- **RECORDED INFORMATION**
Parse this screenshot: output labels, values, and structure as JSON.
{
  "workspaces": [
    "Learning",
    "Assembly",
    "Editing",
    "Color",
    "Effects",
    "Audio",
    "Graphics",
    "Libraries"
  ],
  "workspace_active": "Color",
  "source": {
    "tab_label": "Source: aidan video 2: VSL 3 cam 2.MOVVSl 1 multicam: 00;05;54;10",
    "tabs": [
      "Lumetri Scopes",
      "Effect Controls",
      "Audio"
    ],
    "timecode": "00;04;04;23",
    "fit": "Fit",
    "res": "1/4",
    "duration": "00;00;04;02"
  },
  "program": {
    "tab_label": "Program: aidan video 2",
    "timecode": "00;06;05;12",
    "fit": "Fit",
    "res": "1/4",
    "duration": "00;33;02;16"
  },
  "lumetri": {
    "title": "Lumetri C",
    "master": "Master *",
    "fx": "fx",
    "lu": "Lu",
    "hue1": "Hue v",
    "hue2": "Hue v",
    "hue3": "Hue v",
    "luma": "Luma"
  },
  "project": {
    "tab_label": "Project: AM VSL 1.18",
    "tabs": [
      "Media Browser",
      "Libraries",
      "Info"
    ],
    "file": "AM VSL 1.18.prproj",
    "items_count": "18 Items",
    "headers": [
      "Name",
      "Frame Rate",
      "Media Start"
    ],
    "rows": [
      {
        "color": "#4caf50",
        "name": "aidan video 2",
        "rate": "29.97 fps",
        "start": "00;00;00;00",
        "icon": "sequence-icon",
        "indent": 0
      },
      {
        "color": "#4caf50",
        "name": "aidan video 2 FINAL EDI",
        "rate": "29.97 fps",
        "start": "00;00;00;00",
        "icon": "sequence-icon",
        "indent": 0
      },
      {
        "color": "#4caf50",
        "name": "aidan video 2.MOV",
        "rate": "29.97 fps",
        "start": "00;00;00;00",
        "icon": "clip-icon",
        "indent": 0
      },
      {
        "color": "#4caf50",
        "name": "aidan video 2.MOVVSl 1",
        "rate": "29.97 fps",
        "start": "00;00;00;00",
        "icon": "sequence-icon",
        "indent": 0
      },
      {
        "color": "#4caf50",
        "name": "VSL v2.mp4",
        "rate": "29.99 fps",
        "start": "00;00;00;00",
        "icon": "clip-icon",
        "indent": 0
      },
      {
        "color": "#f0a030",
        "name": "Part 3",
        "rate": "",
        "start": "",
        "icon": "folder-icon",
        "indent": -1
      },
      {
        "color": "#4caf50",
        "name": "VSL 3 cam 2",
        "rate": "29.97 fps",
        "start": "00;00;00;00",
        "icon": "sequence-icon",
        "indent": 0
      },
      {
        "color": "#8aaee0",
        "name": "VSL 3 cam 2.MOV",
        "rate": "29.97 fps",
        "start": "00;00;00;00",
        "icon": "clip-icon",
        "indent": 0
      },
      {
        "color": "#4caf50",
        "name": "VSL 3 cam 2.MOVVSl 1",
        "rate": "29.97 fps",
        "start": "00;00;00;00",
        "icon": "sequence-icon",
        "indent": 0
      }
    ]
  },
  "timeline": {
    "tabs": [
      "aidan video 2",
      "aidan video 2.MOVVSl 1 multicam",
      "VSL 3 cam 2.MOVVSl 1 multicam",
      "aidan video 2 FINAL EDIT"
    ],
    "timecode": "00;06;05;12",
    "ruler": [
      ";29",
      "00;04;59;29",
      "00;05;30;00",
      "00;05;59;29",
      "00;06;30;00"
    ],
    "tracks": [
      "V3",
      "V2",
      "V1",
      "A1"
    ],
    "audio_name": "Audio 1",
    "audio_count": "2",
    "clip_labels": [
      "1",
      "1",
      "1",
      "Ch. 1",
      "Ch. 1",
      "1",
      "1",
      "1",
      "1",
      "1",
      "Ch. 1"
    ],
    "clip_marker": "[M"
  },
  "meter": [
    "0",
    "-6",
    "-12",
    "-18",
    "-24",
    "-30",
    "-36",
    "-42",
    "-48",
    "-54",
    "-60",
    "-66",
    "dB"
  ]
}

- **DIRECTIONS FOR THIS TASK**
Quote each line above in full, word for word.

- **WORKED SOLUTION**
Parse this screenshot: output labels, values, and structure as JSON.
{
  "workspaces": [
    "Learning",
    "Assembly",
    "Editing",
    "Color",
    "Effects",
    "Audio",
    "Graphics",
    "Libraries"
  ],
  "workspace_active": "Color",
  "source": {
    "tab_label": "Source: aidan video 2: VSL 3 cam 2.MOVVSl 1 multicam: 00;05;54;10",
    "tabs": [
      "Lumetri Scopes",
      "Effect Controls",
      "Audio"
    ],
    "timecode": "00;04;04;23",
    "fit": "Fit",
    "res": "1/4",
    "duration": "00;00;04;02"
  },
  "program": {
    "tab_label": "Program: aidan video 2",
    "timecode": "00;06;05;12",
    "fit": "Fit",
    "res": "1/4",
    "duration": "00;33;02;16"
  },
  "lumetri": {
    "title": "Lumetri C",
    "master": "Master *",
    "fx": "fx",
    "lu": "Lu",
    "hue1": "Hue v",
    "hue2": "Hue v",
    "hue3": "Hue v",
    "luma": "Luma"
  },
  "project": {
    "tab_label": "Project: AM VSL 1.18",
    "tabs": [
      "Media Browser",
      "Libraries",
      "Info"
    ],
    "file": "AM VSL 1.18.prproj",
    "items_count": "18 Items",
    "headers": [
      "Name",
      "Frame Rate",
      "Media Start"
    ],
    "rows": [
      {
        "color": "#4caf50",
        "name": "aidan video 2",
        "rate": "29.97 fps",
        "start": "00;00;00;00",
        "icon": "sequence-icon",
        "indent": 0
      },
      {
        "color": "#4caf50",
        "name": "aidan video 2 FINAL EDI",
        "rate": "29.97 fps",
        "start": "00;00;00;00",
        "icon": "sequence-icon",
        "indent": 0
      },
      {
        "color": "#4caf50",
        "name": "aidan video 2.MOV",
        "rate": "29.97 fps",
        "start": "00;00;00;00",
        "icon": "clip-icon",
        "indent": 0
      },
      {
        "color": "#4caf50",
        "name": "aidan video 2.MOVVSl 1",
        "rate": "29.97 fps",
        "start": "00;00;00;00",
        "icon": "sequence-icon",
        "indent": 0
      },
      {
        "color": "#4caf50",
        "name": "VSL v2.mp4",
        "rate": "29.99 fps",
        "start": "00;00;00;00",
        "icon": "clip-icon",
        "indent": 0
      },
      {
        "color": "#f0a030",
        "name": "Part 3",
        "rate": "",
        "start": "",
        "icon": "folder-icon",
        "indent": -1
      },
      {
        "color": "#4caf50",
        "name": "VSL 3 cam 2",
        "rate": "29.97 fps",
        "start": "00;00;00;00",
        "icon": "sequence-icon",
        "indent": 0
      },
      {
        "color": "#8aaee0",
        "name": "VSL 3 cam 2.MOV",
        "rate": "29.97 fps",
        "start": "00;00;00;00",
        "icon": "clip-icon",
        "indent": 0
      },
      {
        "color": "#4caf50",
        "name": "VSL 3 cam 2.MOVVSl 1",
        "rate": "29.97 fps",
        "start": "00;00;00;00",
        "icon": "sequence-icon",
        "indent": 0
      }
    ]
  },
  "timeline": {
    "tabs": [
      "aidan video 2",
      "aidan video 2.MOVVSl 1 multicam",
      "VSL 3 cam 2.MOVVSl 1 multicam",
      "aidan video 2 FINAL EDIT"
    ],
    "timecode": "00;06;05;12",
    "ruler": [
      ";29",
      "00;04;59;29",
      "00;05;30;00",
      "00;05;59;29",
      "00;06;30;00"
    ],
    "tracks": [
      "V3",
      "V2",
      "V1",
      "A1"
    ],
    "audio_name": "Audio 1",
    "audio_count": "2",
    "clip_labels": [
      "1",
      "1",
      "1",
      "Ch. 1",
      "Ch. 1",
      "1",
      "1",
      "1",
      "1",
      "1",
      "Ch. 1"
    ],
    "clip_marker": "[M"
  },
  "meter": [
    "0",
    "-6",
    "-12",
    "-18",
    "-24",
    "-30",
    "-36",
    "-42",
    "-48",
    "-54",
    "-60",
    "-66",
    "dB"
  ]
}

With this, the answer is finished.